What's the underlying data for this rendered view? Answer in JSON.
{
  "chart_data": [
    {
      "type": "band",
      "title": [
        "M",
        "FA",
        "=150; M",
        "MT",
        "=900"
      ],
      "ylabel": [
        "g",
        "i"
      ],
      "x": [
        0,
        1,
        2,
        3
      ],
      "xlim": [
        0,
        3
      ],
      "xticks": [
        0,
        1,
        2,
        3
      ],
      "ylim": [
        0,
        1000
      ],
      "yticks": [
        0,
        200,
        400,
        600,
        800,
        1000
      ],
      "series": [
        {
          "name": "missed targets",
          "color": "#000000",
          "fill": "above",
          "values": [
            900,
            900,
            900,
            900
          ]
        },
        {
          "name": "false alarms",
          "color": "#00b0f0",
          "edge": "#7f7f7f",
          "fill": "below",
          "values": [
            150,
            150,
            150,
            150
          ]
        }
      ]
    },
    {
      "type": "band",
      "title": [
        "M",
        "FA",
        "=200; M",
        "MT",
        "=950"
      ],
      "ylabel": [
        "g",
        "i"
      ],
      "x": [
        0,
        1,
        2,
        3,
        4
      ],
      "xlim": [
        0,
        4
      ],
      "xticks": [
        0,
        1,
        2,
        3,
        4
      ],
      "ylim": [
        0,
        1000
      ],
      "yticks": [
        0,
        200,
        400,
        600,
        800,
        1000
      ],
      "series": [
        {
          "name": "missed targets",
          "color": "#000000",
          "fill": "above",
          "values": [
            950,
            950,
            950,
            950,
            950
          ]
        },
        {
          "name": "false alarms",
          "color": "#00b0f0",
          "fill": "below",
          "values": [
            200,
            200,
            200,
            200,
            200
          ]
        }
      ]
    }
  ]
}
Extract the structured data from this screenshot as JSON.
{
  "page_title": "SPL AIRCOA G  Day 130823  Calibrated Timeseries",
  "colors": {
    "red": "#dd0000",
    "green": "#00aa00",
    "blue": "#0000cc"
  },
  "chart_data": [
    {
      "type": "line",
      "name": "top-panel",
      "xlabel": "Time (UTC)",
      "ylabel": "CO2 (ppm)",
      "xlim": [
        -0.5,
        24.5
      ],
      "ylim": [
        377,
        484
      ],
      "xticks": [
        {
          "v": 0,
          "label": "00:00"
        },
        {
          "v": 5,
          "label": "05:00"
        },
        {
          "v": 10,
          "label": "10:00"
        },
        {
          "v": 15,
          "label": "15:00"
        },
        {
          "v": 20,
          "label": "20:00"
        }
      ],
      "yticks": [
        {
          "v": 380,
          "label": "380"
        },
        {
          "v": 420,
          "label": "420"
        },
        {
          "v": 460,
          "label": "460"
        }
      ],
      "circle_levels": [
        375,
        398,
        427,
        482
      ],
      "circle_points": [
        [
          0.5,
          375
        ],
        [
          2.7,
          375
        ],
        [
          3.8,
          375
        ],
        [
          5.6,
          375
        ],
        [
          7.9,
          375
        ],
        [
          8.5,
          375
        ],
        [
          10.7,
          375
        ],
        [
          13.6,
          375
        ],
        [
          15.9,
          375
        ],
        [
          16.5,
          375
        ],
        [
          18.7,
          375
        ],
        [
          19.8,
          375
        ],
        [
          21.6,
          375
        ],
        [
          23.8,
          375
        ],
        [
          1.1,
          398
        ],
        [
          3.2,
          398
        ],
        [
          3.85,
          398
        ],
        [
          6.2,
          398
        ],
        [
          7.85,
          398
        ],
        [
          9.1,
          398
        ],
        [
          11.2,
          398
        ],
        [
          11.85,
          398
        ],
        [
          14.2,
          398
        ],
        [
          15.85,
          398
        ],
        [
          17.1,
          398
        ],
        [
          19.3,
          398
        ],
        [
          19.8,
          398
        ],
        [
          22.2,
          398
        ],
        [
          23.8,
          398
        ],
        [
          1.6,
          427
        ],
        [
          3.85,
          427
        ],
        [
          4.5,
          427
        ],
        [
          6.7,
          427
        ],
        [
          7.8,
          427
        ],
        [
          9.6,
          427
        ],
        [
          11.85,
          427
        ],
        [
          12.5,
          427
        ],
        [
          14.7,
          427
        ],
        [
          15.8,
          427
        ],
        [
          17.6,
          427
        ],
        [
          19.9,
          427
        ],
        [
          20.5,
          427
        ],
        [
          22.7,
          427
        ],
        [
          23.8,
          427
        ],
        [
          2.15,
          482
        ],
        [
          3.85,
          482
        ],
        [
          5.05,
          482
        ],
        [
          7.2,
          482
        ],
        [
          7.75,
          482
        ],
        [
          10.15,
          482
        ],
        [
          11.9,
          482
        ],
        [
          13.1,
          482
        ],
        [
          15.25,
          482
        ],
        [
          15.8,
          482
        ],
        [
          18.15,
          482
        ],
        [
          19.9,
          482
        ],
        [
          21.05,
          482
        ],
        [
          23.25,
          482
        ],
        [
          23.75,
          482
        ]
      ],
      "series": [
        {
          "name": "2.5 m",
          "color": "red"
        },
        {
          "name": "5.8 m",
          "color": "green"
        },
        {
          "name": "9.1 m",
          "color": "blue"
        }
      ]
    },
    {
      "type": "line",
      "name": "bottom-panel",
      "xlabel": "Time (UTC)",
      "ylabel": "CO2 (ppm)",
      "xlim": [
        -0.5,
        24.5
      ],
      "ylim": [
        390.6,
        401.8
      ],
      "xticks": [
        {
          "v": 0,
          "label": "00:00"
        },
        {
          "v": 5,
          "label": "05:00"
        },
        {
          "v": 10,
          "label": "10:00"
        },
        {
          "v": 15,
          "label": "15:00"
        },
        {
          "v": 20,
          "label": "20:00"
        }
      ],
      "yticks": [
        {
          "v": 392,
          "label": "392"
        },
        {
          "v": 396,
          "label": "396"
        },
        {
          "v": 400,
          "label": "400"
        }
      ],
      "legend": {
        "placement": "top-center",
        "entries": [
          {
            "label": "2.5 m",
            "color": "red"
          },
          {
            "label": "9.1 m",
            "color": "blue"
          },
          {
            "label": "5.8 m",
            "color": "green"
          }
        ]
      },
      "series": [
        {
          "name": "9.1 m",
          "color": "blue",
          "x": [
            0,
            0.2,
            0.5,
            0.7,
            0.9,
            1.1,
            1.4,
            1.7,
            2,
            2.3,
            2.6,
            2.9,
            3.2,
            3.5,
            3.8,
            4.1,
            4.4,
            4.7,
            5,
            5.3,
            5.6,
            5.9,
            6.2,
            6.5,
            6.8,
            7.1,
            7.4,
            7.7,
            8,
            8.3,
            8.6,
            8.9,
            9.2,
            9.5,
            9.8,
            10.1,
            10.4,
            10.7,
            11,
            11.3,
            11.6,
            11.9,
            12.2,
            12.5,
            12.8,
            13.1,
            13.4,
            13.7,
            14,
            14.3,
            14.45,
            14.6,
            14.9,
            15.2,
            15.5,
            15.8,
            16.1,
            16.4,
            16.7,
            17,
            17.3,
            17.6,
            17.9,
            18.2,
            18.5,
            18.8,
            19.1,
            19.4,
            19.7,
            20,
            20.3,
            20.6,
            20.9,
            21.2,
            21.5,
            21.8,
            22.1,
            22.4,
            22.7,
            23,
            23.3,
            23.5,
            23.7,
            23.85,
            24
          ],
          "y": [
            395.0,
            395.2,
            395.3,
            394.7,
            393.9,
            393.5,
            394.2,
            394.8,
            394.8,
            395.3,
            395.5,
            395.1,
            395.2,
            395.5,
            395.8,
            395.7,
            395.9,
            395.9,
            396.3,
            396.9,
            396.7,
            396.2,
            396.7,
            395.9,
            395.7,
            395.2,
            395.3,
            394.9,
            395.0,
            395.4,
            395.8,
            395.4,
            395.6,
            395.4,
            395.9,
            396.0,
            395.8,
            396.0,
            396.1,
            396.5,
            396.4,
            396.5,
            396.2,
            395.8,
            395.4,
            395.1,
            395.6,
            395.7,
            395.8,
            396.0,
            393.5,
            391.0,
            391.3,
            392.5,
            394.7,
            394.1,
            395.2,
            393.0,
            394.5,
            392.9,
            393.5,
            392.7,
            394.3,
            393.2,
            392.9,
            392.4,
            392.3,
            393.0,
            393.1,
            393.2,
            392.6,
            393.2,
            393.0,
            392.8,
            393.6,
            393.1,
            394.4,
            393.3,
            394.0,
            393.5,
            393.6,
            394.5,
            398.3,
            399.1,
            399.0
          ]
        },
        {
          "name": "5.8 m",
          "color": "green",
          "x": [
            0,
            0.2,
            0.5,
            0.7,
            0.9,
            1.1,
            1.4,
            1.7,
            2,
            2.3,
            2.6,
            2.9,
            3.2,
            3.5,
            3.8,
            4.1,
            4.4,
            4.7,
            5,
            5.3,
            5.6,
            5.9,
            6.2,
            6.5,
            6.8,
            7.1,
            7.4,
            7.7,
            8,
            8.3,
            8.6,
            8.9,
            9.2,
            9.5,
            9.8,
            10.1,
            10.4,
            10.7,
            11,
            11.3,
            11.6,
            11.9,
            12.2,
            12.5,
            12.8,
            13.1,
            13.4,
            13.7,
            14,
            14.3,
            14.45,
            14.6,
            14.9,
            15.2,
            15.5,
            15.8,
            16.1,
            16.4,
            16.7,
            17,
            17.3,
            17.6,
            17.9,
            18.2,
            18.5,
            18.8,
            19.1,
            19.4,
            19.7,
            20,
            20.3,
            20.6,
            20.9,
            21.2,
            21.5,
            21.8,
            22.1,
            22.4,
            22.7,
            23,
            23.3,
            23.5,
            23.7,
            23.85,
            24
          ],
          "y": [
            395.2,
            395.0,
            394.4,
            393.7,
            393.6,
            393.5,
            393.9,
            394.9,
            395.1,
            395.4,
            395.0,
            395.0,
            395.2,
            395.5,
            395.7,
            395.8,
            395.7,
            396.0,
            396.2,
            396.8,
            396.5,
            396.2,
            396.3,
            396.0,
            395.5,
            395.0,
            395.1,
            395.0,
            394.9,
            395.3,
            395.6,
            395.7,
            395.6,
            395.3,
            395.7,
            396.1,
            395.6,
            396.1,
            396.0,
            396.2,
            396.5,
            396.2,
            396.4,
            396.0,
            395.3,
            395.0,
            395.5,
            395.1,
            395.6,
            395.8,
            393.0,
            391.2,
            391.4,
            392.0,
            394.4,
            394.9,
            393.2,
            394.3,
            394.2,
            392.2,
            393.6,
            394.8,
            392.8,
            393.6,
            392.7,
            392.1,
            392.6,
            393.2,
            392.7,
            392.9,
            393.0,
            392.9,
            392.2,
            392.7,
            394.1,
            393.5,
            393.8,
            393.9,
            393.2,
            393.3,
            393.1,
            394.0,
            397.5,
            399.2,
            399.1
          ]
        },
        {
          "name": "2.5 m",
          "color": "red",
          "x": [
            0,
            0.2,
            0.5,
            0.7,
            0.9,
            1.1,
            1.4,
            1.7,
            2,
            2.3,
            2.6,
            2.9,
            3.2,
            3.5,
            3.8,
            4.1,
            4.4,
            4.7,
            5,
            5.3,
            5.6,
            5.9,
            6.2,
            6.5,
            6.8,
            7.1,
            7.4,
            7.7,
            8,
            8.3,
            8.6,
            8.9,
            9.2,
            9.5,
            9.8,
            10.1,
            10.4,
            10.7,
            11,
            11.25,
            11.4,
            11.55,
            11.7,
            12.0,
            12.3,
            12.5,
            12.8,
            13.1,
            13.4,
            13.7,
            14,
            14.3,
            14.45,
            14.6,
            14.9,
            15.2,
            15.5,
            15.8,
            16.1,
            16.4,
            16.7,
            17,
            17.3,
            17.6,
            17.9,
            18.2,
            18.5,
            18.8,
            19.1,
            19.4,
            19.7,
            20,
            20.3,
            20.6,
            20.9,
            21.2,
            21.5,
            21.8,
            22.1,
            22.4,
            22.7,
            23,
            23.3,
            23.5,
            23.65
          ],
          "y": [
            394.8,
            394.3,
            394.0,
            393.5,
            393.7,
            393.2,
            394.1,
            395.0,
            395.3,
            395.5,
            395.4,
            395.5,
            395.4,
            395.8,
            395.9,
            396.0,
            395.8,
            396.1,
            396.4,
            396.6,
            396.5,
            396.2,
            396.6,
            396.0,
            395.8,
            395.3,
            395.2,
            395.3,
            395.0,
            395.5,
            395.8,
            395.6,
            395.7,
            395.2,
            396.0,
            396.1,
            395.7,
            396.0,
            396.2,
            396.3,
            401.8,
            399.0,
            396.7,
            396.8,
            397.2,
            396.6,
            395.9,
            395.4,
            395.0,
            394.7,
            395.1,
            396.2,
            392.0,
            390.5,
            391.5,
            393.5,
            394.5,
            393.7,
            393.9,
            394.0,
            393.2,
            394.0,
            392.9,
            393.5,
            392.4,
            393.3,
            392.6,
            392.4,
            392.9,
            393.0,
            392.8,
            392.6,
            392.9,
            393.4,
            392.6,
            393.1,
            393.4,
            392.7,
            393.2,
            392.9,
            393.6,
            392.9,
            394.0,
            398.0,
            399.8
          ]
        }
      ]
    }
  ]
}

**STATED TASK:**
The answer is the number of lines in the preceding material that hold "this"; write that number and nothing else.

**COMPLETE RESPONSE:**
2